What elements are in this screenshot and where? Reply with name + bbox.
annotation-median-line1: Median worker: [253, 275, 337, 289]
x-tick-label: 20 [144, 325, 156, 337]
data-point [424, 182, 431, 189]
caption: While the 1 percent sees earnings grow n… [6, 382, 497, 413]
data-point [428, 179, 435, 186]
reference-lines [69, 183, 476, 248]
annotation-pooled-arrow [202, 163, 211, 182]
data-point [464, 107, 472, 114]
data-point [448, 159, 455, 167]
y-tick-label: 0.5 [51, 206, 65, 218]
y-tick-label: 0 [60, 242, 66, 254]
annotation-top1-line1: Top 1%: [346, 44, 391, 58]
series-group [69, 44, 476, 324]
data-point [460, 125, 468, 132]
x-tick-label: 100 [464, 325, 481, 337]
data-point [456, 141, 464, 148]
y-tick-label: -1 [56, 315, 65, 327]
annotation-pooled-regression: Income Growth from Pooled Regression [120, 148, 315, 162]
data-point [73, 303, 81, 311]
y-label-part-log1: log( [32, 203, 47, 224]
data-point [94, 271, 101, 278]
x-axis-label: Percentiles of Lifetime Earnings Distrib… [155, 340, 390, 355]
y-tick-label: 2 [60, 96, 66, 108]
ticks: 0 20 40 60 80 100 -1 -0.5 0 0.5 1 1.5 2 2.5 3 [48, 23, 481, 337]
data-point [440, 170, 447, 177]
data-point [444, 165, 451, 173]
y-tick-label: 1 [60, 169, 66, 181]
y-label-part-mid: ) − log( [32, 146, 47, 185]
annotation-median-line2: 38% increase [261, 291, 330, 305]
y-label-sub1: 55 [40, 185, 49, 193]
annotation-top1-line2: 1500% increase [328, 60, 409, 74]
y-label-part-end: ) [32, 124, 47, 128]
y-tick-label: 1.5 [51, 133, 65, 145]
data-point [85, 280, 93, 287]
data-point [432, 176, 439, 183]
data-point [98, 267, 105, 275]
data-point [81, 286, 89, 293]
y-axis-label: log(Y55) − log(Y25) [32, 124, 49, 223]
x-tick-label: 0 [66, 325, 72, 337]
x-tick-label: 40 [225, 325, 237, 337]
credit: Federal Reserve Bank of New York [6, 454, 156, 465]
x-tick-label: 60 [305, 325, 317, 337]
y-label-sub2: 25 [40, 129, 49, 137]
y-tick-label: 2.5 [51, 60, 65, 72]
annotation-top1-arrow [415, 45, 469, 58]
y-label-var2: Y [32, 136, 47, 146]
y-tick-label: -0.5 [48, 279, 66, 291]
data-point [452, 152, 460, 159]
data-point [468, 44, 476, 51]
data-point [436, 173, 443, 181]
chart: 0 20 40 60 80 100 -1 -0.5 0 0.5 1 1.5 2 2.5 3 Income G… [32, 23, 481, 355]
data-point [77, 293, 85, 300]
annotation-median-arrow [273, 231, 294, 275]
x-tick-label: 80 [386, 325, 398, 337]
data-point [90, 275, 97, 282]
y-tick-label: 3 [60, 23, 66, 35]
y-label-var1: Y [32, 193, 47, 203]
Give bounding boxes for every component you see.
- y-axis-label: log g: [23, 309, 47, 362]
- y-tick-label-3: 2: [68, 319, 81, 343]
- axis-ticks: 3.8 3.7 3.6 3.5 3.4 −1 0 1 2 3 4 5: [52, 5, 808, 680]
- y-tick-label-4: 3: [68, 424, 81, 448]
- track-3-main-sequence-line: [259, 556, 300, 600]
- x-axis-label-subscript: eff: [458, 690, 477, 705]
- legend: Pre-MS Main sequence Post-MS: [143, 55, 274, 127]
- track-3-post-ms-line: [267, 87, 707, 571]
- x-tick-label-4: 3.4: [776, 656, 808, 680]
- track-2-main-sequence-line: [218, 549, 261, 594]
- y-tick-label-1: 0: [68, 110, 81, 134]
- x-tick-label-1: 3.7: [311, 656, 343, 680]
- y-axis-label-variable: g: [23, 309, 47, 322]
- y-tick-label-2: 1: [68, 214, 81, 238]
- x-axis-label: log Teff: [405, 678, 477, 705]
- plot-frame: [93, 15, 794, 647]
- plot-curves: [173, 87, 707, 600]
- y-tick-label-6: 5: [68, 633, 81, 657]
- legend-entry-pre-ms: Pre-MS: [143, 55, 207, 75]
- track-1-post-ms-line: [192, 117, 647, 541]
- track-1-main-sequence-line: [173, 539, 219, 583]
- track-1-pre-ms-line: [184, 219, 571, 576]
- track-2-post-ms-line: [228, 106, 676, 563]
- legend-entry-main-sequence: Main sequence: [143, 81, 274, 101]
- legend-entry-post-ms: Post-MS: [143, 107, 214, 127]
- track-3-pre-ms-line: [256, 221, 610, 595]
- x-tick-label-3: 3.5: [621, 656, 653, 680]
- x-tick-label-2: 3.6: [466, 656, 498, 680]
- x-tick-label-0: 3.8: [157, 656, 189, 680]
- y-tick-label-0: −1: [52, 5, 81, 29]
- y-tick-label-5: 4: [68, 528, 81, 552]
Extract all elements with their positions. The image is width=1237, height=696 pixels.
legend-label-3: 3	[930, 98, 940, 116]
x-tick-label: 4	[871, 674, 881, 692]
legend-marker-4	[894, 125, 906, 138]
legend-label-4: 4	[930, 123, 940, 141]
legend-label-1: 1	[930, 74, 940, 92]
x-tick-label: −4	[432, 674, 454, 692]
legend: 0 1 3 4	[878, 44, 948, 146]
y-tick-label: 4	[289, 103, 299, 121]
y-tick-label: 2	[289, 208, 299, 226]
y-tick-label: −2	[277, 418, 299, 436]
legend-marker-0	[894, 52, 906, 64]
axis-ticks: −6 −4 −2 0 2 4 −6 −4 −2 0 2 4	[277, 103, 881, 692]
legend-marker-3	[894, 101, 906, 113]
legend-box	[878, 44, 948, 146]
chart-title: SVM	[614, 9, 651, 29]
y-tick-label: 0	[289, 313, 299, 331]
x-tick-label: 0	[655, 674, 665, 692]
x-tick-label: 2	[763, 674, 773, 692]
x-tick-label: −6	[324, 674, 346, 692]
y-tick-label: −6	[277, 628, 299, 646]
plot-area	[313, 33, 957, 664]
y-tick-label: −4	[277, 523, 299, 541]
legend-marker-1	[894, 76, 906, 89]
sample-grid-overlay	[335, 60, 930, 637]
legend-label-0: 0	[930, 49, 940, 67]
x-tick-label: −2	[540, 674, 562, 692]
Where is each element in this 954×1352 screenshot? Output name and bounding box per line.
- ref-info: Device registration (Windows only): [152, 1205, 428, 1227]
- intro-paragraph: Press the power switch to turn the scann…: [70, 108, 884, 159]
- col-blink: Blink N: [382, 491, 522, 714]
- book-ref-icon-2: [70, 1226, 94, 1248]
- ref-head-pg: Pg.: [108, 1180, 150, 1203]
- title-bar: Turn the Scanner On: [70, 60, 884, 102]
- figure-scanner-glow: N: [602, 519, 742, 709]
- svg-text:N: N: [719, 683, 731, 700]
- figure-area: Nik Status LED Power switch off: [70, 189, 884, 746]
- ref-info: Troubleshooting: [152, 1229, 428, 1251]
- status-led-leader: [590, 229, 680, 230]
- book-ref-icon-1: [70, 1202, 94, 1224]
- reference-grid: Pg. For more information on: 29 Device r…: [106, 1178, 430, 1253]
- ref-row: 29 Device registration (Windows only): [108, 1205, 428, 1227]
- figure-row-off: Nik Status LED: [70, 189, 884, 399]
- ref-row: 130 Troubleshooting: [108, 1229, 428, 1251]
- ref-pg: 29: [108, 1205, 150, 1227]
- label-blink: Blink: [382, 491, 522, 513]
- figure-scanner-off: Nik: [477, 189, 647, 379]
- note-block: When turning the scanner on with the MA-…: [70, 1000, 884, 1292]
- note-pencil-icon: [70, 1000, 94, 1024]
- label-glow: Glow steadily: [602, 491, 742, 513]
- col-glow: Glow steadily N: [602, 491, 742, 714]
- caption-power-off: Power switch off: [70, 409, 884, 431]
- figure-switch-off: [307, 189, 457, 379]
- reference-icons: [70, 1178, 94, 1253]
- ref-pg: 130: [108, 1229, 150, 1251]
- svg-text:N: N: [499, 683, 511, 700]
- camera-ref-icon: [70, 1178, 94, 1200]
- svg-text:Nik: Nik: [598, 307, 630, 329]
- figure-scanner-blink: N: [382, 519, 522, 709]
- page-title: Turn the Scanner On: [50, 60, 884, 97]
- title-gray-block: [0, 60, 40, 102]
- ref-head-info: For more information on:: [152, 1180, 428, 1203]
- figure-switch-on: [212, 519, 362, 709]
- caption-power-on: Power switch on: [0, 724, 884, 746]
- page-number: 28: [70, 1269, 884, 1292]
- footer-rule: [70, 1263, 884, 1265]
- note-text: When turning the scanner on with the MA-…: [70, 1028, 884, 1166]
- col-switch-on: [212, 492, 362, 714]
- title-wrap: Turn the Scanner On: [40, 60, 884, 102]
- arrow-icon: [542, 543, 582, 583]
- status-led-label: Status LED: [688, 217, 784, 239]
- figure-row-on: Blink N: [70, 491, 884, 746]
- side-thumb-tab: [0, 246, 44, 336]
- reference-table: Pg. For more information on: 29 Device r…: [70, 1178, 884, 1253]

=-=-=

- [WHAT THE TASK REQUIRES]
Starting at the first line and ending at the line that contains "y-label-part-log1: log( [32, 203, 47, 224]", both included, output those lines as a numbered list without any blank lines.

- [WRITTEN SOLUTION]
1. What elements are in this screenshot and where? Reply with name + bbox.
2. annotation-median-line1: Median worker: [253, 275, 337, 289]
3. x-tick-label: 20 [144, 325, 156, 337]
4. data-point [424, 182, 431, 189]
5. caption: While the 1 percent sees earnings grow n… [6, 382, 497, 413]
6. data-point [428, 179, 435, 186]
7. reference-lines [69, 183, 476, 248]
8. annotation-pooled-arrow [202, 163, 211, 182]
9. data-point [464, 107, 472, 114]
10. data-point [448, 159, 455, 167]
11. y-tick-label: 0.5 [51, 206, 65, 218]
12. y-tick-label: 0 [60, 242, 66, 254]
13. annotation-top1-line1: Top 1%: [346, 44, 391, 58]
14. series-group [69, 44, 476, 324]
15. data-point [460, 125, 468, 132]
16. x-tick-label: 100 [464, 325, 481, 337]
17. data-point [456, 141, 464, 148]
18. y-tick-label: -1 [56, 315, 65, 327]
19. annotation-pooled-regression: Income Growth from Pooled Regression [120, 148, 315, 162]
20. data-point [73, 303, 81, 311]
21. y-label-part-log1: log( [32, 203, 47, 224]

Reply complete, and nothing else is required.